Instructions for the task – Whenever a line contains the string "title", copy it out of the entries.

Items –

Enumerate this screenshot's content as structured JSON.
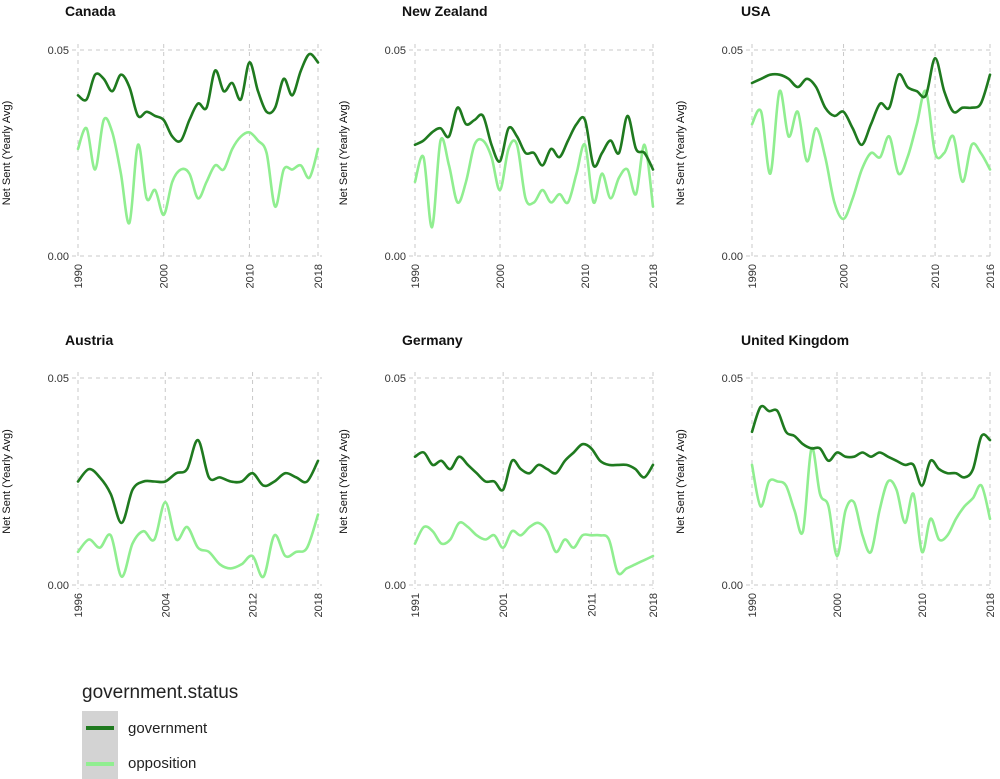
{
  "colors": {
    "government": "#1f7a1f",
    "opposition": "#90ee90",
    "grid": "#c9c9c9",
    "legend_key_bg": "#d3d3d3"
  },
  "legend": {
    "title": "government.status",
    "entries": [
      {
        "name": "government",
        "color": "#1f7a1f"
      },
      {
        "name": "opposition",
        "color": "#90ee90"
      }
    ]
  },
  "chart_data": [
    {
      "type": "line",
      "title": "Canada",
      "ylabel": "Net Sent (Yearly Avg)",
      "xlim": [
        1990,
        2018
      ],
      "ylim": [
        0,
        0.05
      ],
      "xticks": [
        1990,
        2000,
        2010,
        2018
      ],
      "xtick_labels": [
        "1990",
        "2000",
        "2010",
        "2018"
      ],
      "yticks": [
        0,
        0.05
      ],
      "ytick_labels": [
        "0.00",
        "0.05"
      ],
      "grid": true,
      "series": [
        {
          "name": "government",
          "x": [
            1990,
            1991,
            1992,
            1993,
            1994,
            1995,
            1996,
            1997,
            1998,
            1999,
            2000,
            2001,
            2002,
            2003,
            2004,
            2005,
            2006,
            2007,
            2008,
            2009,
            2010,
            2011,
            2012,
            2013,
            2014,
            2015,
            2016,
            2017,
            2018
          ],
          "y": [
            0.039,
            0.038,
            0.044,
            0.043,
            0.04,
            0.044,
            0.041,
            0.034,
            0.035,
            0.034,
            0.033,
            0.029,
            0.028,
            0.033,
            0.037,
            0.036,
            0.045,
            0.04,
            0.042,
            0.038,
            0.047,
            0.04,
            0.035,
            0.036,
            0.043,
            0.039,
            0.045,
            0.049,
            0.047
          ]
        },
        {
          "name": "opposition",
          "x": [
            1990,
            1991,
            1992,
            1993,
            1994,
            1995,
            1996,
            1997,
            1998,
            1999,
            2000,
            2001,
            2002,
            2003,
            2004,
            2005,
            2006,
            2007,
            2008,
            2009,
            2010,
            2011,
            2012,
            2013,
            2014,
            2015,
            2016,
            2017,
            2018
          ],
          "y": [
            0.026,
            0.031,
            0.021,
            0.033,
            0.03,
            0.02,
            0.008,
            0.027,
            0.014,
            0.016,
            0.01,
            0.018,
            0.021,
            0.02,
            0.014,
            0.018,
            0.022,
            0.021,
            0.026,
            0.029,
            0.03,
            0.028,
            0.025,
            0.012,
            0.021,
            0.021,
            0.022,
            0.019,
            0.026
          ]
        }
      ]
    },
    {
      "type": "line",
      "title": "New Zealand",
      "ylabel": "Net Sent (Yearly Avg)",
      "xlim": [
        1990,
        2018
      ],
      "ylim": [
        0,
        0.05
      ],
      "xticks": [
        1990,
        2000,
        2010,
        2018
      ],
      "xtick_labels": [
        "1990",
        "2000",
        "2010",
        "2018"
      ],
      "yticks": [
        0,
        0.05
      ],
      "ytick_labels": [
        "0.00",
        "0.05"
      ],
      "grid": true,
      "series": [
        {
          "name": "government",
          "x": [
            1990,
            1991,
            1992,
            1993,
            1994,
            1995,
            1996,
            1997,
            1998,
            1999,
            2000,
            2001,
            2002,
            2003,
            2004,
            2005,
            2006,
            2007,
            2008,
            2009,
            2010,
            2011,
            2012,
            2013,
            2014,
            2015,
            2016,
            2017,
            2018
          ],
          "y": [
            0.027,
            0.028,
            0.03,
            0.031,
            0.029,
            0.036,
            0.032,
            0.033,
            0.034,
            0.027,
            0.023,
            0.031,
            0.029,
            0.025,
            0.025,
            0.022,
            0.026,
            0.024,
            0.028,
            0.032,
            0.033,
            0.022,
            0.025,
            0.028,
            0.025,
            0.034,
            0.026,
            0.025,
            0.021
          ]
        },
        {
          "name": "opposition",
          "x": [
            1990,
            1991,
            1992,
            1993,
            1994,
            1995,
            1996,
            1997,
            1998,
            1999,
            2000,
            2001,
            2002,
            2003,
            2004,
            2005,
            2006,
            2007,
            2008,
            2009,
            2010,
            2011,
            2012,
            2013,
            2014,
            2015,
            2016,
            2017,
            2018
          ],
          "y": [
            0.018,
            0.024,
            0.007,
            0.028,
            0.022,
            0.013,
            0.018,
            0.027,
            0.028,
            0.024,
            0.016,
            0.026,
            0.027,
            0.014,
            0.013,
            0.016,
            0.013,
            0.015,
            0.013,
            0.02,
            0.027,
            0.013,
            0.02,
            0.014,
            0.019,
            0.021,
            0.015,
            0.027,
            0.012
          ]
        }
      ]
    },
    {
      "type": "line",
      "title": "USA",
      "ylabel": "Net Sent (Yearly Avg)",
      "xlim": [
        1990,
        2016
      ],
      "ylim": [
        0,
        0.05
      ],
      "xticks": [
        1990,
        2000,
        2010,
        2016
      ],
      "xtick_labels": [
        "1990",
        "2000",
        "2010",
        "2016"
      ],
      "yticks": [
        0,
        0.05
      ],
      "ytick_labels": [
        "0.00",
        "0.05"
      ],
      "grid": true,
      "series": [
        {
          "name": "government",
          "x": [
            1990,
            1991,
            1992,
            1993,
            1994,
            1995,
            1996,
            1997,
            1998,
            1999,
            2000,
            2001,
            2002,
            2003,
            2004,
            2005,
            2006,
            2007,
            2008,
            2009,
            2010,
            2011,
            2012,
            2013,
            2014,
            2015,
            2016
          ],
          "y": [
            0.042,
            0.043,
            0.044,
            0.044,
            0.043,
            0.041,
            0.043,
            0.041,
            0.036,
            0.034,
            0.035,
            0.031,
            0.027,
            0.032,
            0.037,
            0.036,
            0.044,
            0.041,
            0.04,
            0.039,
            0.048,
            0.04,
            0.035,
            0.036,
            0.036,
            0.037,
            0.044
          ]
        },
        {
          "name": "opposition",
          "x": [
            1990,
            1991,
            1992,
            1993,
            1994,
            1995,
            1996,
            1997,
            1998,
            1999,
            2000,
            2001,
            2002,
            2003,
            2004,
            2005,
            2006,
            2007,
            2008,
            2009,
            2010,
            2011,
            2012,
            2013,
            2014,
            2015,
            2016
          ],
          "y": [
            0.032,
            0.035,
            0.02,
            0.04,
            0.029,
            0.035,
            0.023,
            0.031,
            0.024,
            0.013,
            0.009,
            0.014,
            0.021,
            0.025,
            0.024,
            0.029,
            0.02,
            0.024,
            0.032,
            0.04,
            0.025,
            0.025,
            0.029,
            0.018,
            0.027,
            0.025,
            0.021
          ]
        }
      ]
    },
    {
      "type": "line",
      "title": "Austria",
      "ylabel": "Net Sent (Yearly Avg)",
      "xlim": [
        1996,
        2018
      ],
      "ylim": [
        0,
        0.05
      ],
      "xticks": [
        1996,
        2004,
        2012,
        2018
      ],
      "xtick_labels": [
        "1996",
        "2004",
        "2012",
        "2018"
      ],
      "yticks": [
        0,
        0.05
      ],
      "ytick_labels": [
        "0.00",
        "0.05"
      ],
      "grid": true,
      "series": [
        {
          "name": "government",
          "x": [
            1996,
            1997,
            1998,
            1999,
            2000,
            2001,
            2002,
            2003,
            2004,
            2005,
            2006,
            2007,
            2008,
            2009,
            2010,
            2011,
            2012,
            2013,
            2014,
            2015,
            2016,
            2017,
            2018
          ],
          "y": [
            0.025,
            0.028,
            0.026,
            0.022,
            0.015,
            0.023,
            0.025,
            0.025,
            0.025,
            0.027,
            0.028,
            0.035,
            0.026,
            0.026,
            0.025,
            0.025,
            0.027,
            0.024,
            0.025,
            0.027,
            0.026,
            0.025,
            0.03
          ]
        },
        {
          "name": "opposition",
          "x": [
            1996,
            1997,
            1998,
            1999,
            2000,
            2001,
            2002,
            2003,
            2004,
            2005,
            2006,
            2007,
            2008,
            2009,
            2010,
            2011,
            2012,
            2013,
            2014,
            2015,
            2016,
            2017,
            2018
          ],
          "y": [
            0.008,
            0.011,
            0.009,
            0.012,
            0.002,
            0.01,
            0.013,
            0.011,
            0.02,
            0.011,
            0.014,
            0.009,
            0.008,
            0.005,
            0.004,
            0.005,
            0.007,
            0.002,
            0.012,
            0.007,
            0.008,
            0.009,
            0.017
          ]
        }
      ]
    },
    {
      "type": "line",
      "title": "Germany",
      "ylabel": "Net Sent (Yearly Avg)",
      "xlim": [
        1991,
        2018
      ],
      "ylim": [
        0,
        0.05
      ],
      "xticks": [
        1991,
        2001,
        2011,
        2018
      ],
      "xtick_labels": [
        "1991",
        "2001",
        "2011",
        "2018"
      ],
      "yticks": [
        0,
        0.05
      ],
      "ytick_labels": [
        "0.00",
        "0.05"
      ],
      "grid": true,
      "series": [
        {
          "name": "government",
          "x": [
            1991,
            1992,
            1993,
            1994,
            1995,
            1996,
            1997,
            1998,
            1999,
            2000,
            2001,
            2002,
            2003,
            2004,
            2005,
            2006,
            2007,
            2008,
            2009,
            2010,
            2011,
            2012,
            2013,
            2014,
            2015,
            2016,
            2017,
            2018
          ],
          "y": [
            0.031,
            0.032,
            0.029,
            0.03,
            0.028,
            0.031,
            0.029,
            0.027,
            0.025,
            0.025,
            0.023,
            0.03,
            0.028,
            0.027,
            0.029,
            0.028,
            0.027,
            0.03,
            0.032,
            0.034,
            0.033,
            0.03,
            0.029,
            0.029,
            0.029,
            0.028,
            0.026,
            0.029
          ]
        },
        {
          "name": "opposition",
          "x": [
            1991,
            1992,
            1993,
            1994,
            1995,
            1996,
            1997,
            1998,
            1999,
            2000,
            2001,
            2002,
            2003,
            2004,
            2005,
            2006,
            2007,
            2008,
            2009,
            2010,
            2011,
            2012,
            2013,
            2014,
            2015,
            2016,
            2017,
            2018
          ],
          "y": [
            0.01,
            0.014,
            0.013,
            0.01,
            0.011,
            0.015,
            0.014,
            0.012,
            0.011,
            0.012,
            0.009,
            0.013,
            0.012,
            0.014,
            0.015,
            0.013,
            0.008,
            0.011,
            0.009,
            0.012,
            0.012,
            0.012,
            0.011,
            0.003,
            0.004,
            0.005,
            0.006,
            0.007
          ]
        }
      ]
    },
    {
      "type": "line",
      "title": "United Kingdom",
      "ylabel": "Net Sent (Yearly Avg)",
      "xlim": [
        1990,
        2018
      ],
      "ylim": [
        0,
        0.05
      ],
      "xticks": [
        1990,
        2000,
        2010,
        2018
      ],
      "xtick_labels": [
        "1990",
        "2000",
        "2010",
        "2018"
      ],
      "yticks": [
        0,
        0.05
      ],
      "ytick_labels": [
        "0.00",
        "0.05"
      ],
      "grid": true,
      "series": [
        {
          "name": "government",
          "x": [
            1990,
            1991,
            1992,
            1993,
            1994,
            1995,
            1996,
            1997,
            1998,
            1999,
            2000,
            2001,
            2002,
            2003,
            2004,
            2005,
            2006,
            2007,
            2008,
            2009,
            2010,
            2011,
            2012,
            2013,
            2014,
            2015,
            2016,
            2017,
            2018
          ],
          "y": [
            0.037,
            0.043,
            0.042,
            0.042,
            0.037,
            0.036,
            0.034,
            0.033,
            0.033,
            0.03,
            0.032,
            0.031,
            0.031,
            0.032,
            0.031,
            0.032,
            0.031,
            0.03,
            0.029,
            0.029,
            0.024,
            0.03,
            0.028,
            0.027,
            0.027,
            0.026,
            0.028,
            0.036,
            0.035
          ]
        },
        {
          "name": "opposition",
          "x": [
            1990,
            1991,
            1992,
            1993,
            1994,
            1995,
            1996,
            1997,
            1998,
            1999,
            2000,
            2001,
            2002,
            2003,
            2004,
            2005,
            2006,
            2007,
            2008,
            2009,
            2010,
            2011,
            2012,
            2013,
            2014,
            2015,
            2016,
            2017,
            2018
          ],
          "y": [
            0.029,
            0.019,
            0.025,
            0.025,
            0.024,
            0.018,
            0.013,
            0.033,
            0.022,
            0.019,
            0.007,
            0.018,
            0.02,
            0.012,
            0.008,
            0.018,
            0.025,
            0.023,
            0.015,
            0.022,
            0.008,
            0.016,
            0.011,
            0.012,
            0.016,
            0.019,
            0.021,
            0.024,
            0.016
          ]
        }
      ]
    }
  ]
}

Result of the task –
    "title": "government.status",
      "title": "Canada",
      "title": "New Zealand",
      "title": "USA",
      "title": "Austria",
      "title": "Germany",
      "title": "United Kingdom",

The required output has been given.